Required work: Count every line in the following entries where the word "more" appears. Give the count alone.

================================

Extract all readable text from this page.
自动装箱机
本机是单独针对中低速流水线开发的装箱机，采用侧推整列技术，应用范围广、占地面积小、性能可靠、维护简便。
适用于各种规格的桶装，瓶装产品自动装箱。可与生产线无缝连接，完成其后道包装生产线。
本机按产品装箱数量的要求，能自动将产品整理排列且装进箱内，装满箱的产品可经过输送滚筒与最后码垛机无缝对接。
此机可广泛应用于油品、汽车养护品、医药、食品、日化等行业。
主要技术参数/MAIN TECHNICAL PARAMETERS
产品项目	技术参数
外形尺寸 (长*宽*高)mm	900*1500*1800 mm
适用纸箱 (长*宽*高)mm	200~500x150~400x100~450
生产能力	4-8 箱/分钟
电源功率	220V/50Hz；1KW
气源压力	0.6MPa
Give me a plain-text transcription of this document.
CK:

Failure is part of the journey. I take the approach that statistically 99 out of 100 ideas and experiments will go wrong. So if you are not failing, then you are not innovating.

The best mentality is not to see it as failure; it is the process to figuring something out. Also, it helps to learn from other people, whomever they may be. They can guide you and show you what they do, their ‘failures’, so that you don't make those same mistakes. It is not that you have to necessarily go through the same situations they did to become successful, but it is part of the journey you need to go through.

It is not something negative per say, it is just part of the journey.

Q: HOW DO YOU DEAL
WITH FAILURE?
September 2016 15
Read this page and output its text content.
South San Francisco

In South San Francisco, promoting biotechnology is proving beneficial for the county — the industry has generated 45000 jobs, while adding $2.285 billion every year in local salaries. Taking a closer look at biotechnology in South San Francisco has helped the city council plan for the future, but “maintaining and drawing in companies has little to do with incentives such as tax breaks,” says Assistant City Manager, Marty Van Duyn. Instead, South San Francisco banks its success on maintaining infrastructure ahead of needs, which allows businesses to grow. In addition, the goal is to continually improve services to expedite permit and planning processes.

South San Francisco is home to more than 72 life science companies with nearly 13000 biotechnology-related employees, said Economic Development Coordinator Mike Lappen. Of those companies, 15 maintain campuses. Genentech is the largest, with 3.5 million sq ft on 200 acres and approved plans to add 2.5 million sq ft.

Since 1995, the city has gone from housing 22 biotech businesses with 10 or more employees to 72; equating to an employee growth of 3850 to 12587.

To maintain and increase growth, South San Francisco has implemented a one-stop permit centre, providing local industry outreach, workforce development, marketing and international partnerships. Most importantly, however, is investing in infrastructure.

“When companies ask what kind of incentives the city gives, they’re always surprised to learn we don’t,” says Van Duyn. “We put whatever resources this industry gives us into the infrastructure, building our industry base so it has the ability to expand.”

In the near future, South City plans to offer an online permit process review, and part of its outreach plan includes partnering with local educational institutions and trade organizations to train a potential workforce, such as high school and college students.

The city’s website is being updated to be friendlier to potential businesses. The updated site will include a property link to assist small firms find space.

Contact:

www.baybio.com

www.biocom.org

================================

Answer to this task: 2